• _Work instructions_
Please work out how many lines in the material contain "this" and give only that figure.

(Lines of data)
####
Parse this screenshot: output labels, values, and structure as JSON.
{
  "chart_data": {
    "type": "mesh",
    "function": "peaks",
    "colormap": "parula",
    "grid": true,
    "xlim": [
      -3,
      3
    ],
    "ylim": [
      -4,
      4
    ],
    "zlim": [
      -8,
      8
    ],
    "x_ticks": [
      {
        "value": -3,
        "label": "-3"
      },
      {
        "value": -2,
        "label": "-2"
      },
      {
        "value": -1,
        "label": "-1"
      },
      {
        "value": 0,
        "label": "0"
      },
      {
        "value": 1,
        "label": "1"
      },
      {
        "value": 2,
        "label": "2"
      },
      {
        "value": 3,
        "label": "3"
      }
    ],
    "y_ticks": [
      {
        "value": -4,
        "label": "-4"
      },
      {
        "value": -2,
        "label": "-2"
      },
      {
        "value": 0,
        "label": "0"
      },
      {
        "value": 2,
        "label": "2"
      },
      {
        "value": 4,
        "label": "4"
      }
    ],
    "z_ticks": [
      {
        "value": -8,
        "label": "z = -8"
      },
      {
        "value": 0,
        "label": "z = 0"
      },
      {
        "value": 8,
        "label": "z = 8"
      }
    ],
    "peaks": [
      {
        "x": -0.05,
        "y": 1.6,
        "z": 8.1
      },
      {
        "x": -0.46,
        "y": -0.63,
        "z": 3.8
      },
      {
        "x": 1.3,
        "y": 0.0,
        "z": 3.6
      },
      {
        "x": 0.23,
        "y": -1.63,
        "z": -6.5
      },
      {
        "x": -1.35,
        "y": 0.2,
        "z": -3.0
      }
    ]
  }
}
####
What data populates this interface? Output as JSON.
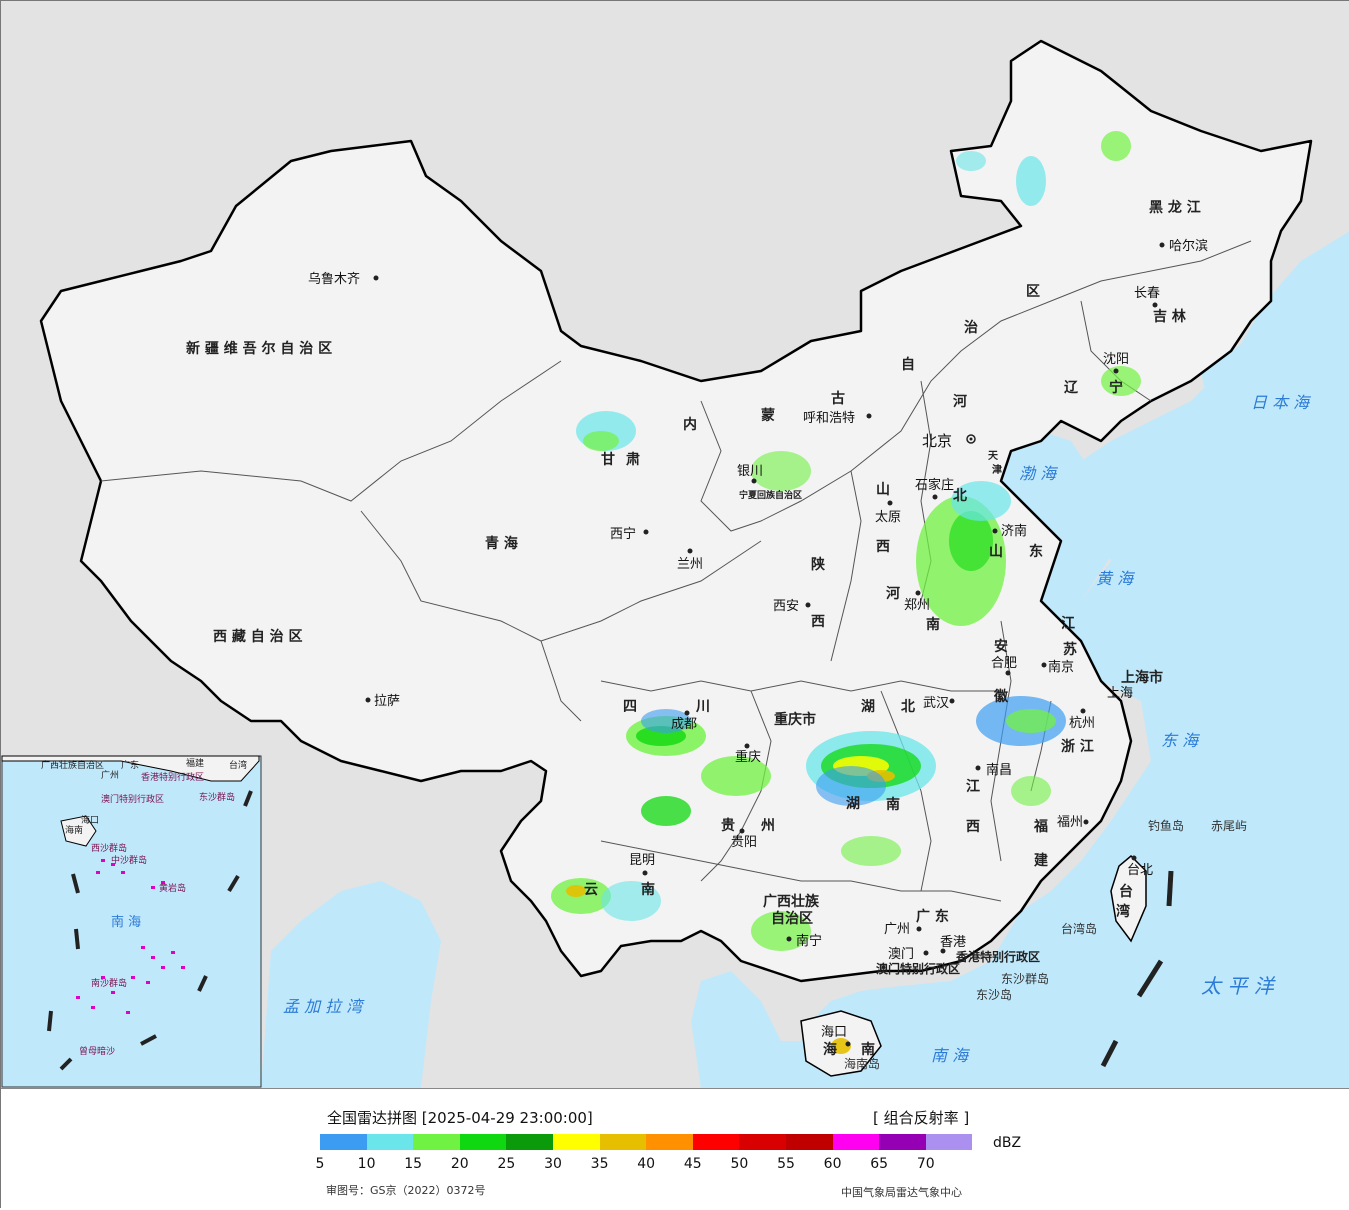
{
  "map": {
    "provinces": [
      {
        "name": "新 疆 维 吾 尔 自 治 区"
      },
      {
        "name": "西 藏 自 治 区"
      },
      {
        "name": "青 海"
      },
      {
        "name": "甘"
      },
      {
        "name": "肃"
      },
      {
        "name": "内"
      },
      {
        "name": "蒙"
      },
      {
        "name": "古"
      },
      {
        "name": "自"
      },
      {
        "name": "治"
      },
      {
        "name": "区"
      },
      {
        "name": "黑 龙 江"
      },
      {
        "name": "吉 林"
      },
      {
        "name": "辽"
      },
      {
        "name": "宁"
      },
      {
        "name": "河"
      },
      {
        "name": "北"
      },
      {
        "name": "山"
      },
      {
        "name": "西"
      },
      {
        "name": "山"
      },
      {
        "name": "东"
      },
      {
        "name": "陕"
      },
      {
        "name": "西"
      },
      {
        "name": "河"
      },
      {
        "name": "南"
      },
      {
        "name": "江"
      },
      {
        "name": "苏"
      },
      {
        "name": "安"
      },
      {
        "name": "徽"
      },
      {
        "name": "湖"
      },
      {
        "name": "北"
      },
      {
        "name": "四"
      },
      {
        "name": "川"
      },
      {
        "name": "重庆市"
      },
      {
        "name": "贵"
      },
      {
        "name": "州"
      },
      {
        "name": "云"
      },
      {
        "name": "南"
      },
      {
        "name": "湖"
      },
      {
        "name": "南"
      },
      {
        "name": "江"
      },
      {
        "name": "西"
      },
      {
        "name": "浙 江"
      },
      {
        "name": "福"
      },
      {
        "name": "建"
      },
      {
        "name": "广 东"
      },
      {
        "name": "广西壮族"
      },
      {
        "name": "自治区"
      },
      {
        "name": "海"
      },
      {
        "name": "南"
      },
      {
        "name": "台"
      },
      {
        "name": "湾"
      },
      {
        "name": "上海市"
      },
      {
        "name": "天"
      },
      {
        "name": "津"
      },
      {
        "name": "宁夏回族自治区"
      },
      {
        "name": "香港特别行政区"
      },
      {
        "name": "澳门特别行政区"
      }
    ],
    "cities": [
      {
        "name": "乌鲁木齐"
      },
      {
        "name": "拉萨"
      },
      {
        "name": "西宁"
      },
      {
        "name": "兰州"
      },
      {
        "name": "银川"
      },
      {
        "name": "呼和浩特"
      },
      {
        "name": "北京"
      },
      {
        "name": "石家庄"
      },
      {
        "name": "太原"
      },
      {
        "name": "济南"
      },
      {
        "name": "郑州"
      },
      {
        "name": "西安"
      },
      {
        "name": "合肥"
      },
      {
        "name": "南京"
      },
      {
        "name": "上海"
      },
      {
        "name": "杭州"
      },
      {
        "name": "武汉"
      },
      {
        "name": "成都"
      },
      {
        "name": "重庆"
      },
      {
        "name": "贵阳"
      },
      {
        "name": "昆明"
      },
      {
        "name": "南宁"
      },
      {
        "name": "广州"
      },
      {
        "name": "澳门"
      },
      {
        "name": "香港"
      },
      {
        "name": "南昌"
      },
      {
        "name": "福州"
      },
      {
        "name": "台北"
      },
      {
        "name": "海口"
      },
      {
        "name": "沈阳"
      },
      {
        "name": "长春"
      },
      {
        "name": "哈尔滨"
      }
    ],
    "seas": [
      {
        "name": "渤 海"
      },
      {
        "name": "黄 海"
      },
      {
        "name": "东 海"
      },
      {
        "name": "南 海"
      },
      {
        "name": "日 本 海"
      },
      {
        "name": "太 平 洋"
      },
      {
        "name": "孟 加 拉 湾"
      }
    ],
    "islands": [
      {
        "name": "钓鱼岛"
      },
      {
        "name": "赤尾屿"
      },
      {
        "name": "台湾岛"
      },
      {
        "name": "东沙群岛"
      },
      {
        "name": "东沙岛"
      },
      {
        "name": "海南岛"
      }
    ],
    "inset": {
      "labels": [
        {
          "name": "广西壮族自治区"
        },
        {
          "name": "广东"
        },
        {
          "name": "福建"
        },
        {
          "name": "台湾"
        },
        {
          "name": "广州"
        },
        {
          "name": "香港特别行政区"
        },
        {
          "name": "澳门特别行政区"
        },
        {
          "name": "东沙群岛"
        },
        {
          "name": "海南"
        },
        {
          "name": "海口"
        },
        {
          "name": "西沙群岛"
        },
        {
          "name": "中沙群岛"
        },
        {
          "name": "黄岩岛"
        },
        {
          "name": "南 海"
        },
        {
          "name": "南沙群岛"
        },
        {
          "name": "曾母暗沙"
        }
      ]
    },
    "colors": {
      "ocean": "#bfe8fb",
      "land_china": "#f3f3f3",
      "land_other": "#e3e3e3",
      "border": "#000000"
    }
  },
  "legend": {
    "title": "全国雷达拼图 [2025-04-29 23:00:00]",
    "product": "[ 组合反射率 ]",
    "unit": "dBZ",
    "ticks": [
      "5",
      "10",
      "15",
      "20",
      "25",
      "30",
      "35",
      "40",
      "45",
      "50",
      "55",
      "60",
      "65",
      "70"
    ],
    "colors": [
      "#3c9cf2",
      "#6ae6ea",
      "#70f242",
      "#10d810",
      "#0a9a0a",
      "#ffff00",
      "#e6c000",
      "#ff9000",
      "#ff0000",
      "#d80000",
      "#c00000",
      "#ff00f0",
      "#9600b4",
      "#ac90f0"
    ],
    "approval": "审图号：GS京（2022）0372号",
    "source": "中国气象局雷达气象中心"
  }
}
####
• _Task solution_
2